---- Material for this exercise

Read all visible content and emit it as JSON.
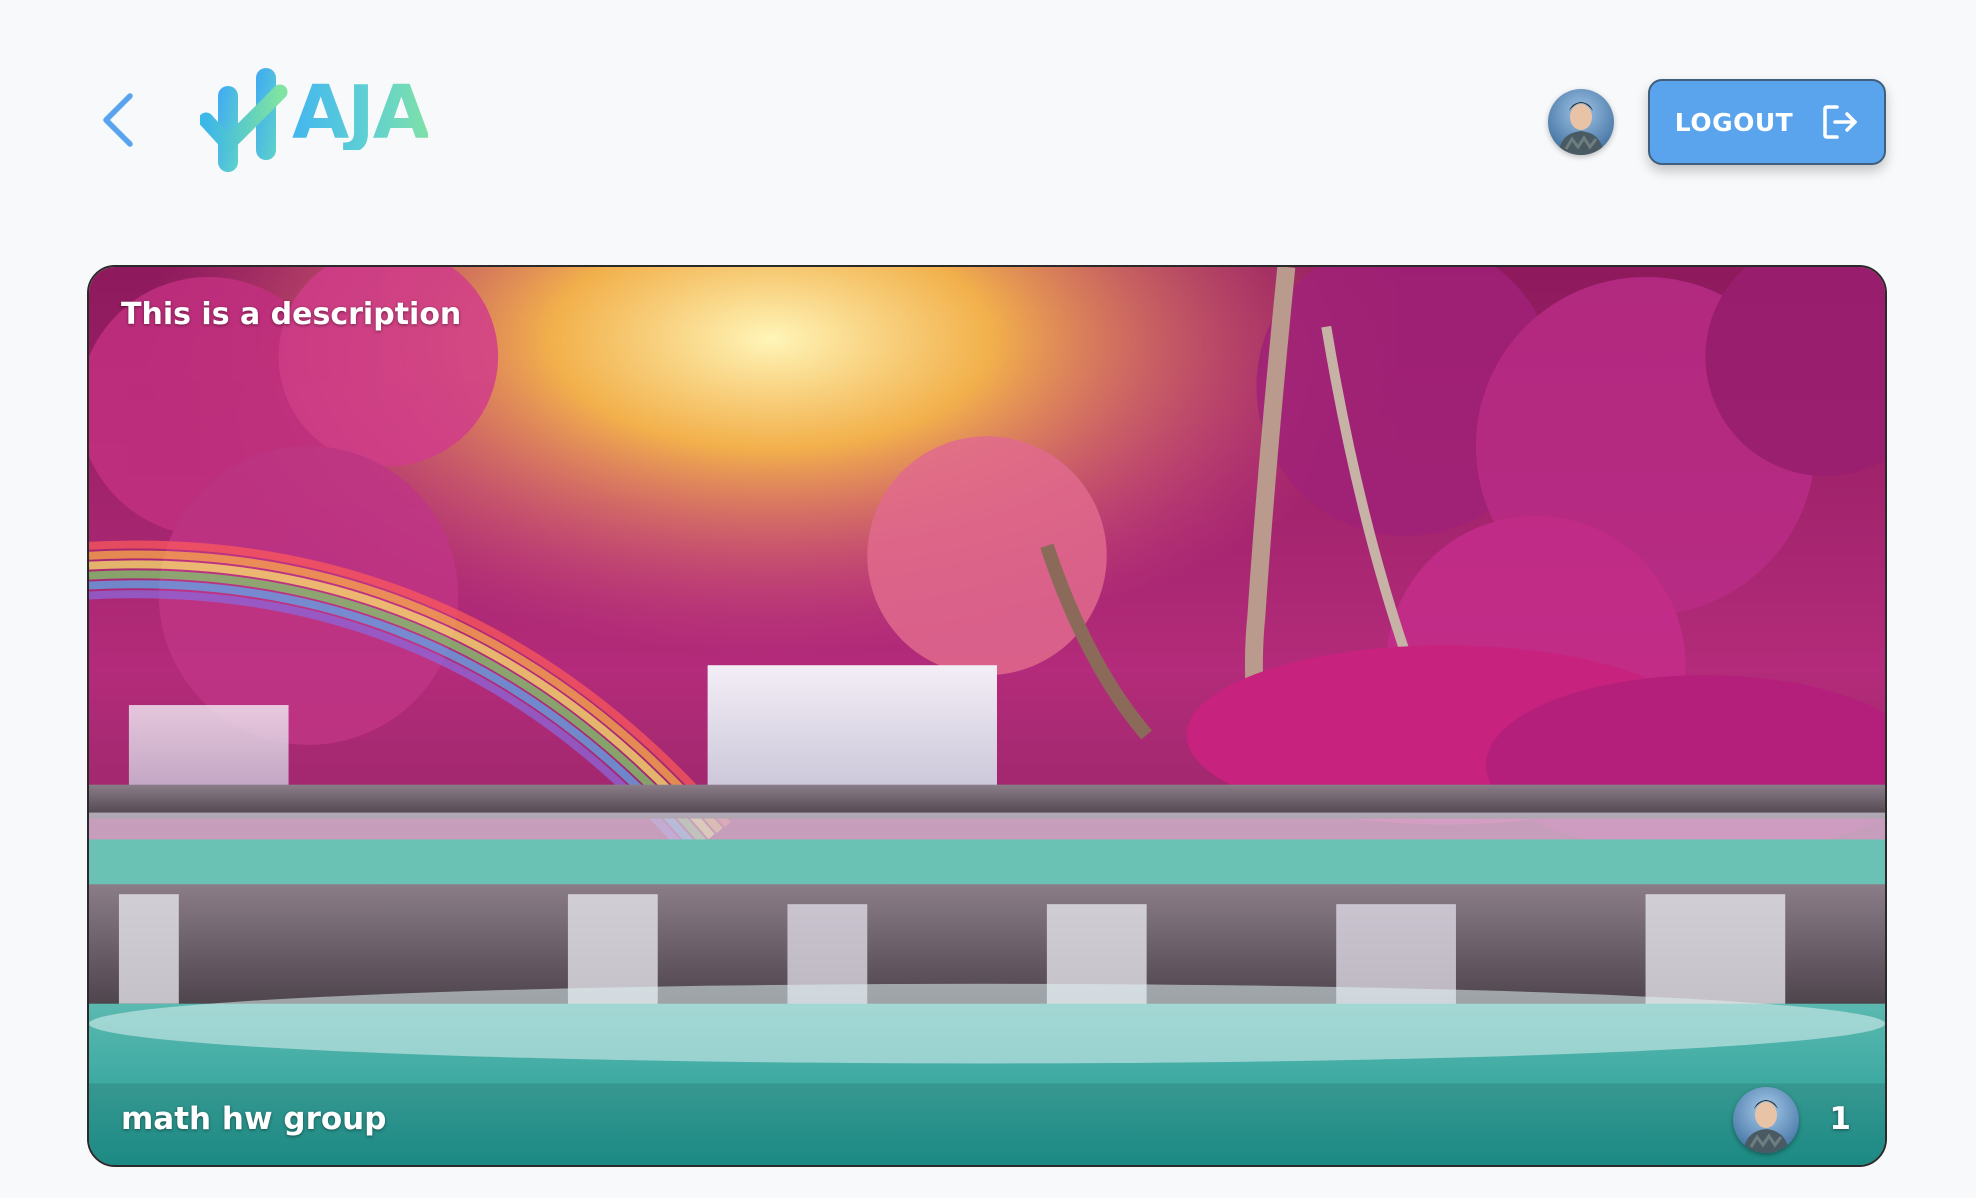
{
  "header": {
    "back_icon": "chevron-left-icon",
    "logo_text": "AJA",
    "logo_icon": "check-logo-icon",
    "avatar_icon": "user-avatar",
    "logout_label": "LOGOUT",
    "logout_icon": "logout-icon",
    "colors": {
      "accent": "#5aa4ee",
      "logo_gradient_start": "#43b6ef",
      "logo_gradient_end": "#7ee0a7",
      "background": "#f8f9fb"
    }
  },
  "group_card": {
    "description": "This is a description",
    "title": "math hw group",
    "member_count": "1",
    "image_subject": "waterfall-rainbow-pink-forest"
  }
}
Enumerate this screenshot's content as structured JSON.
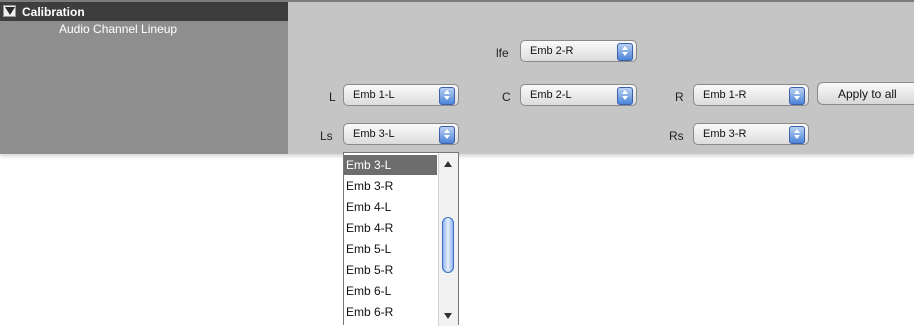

--------

What you will do
Exclude the pictures and repeat every other part of the records word for word.

Worked answer
Read all visible content and emit it as JSON.
{
  "header": {
    "back_icon": "chevron-left-icon",
    "logo_text": "AJA",
    "logo_icon": "check-logo-icon",
    "avatar_icon": "user-avatar",
    "logout_label": "LOGOUT",
    "logout_icon": "logout-icon",
    "colors": {
      "accent": "#5aa4ee",
      "logo_gradient_start": "#43b6ef",
      "logo_gradient_end": "#7ee0a7",
      "background": "#f8f9fb"
    }
  },
  "group_card": {
    "description": "This is a description",
    "title": "math hw group",
    "member_count": "1",
    "image_subject": "waterfall-rainbow-pink-forest"
  }
}
Enumerate this screenshot's content as structured JSON.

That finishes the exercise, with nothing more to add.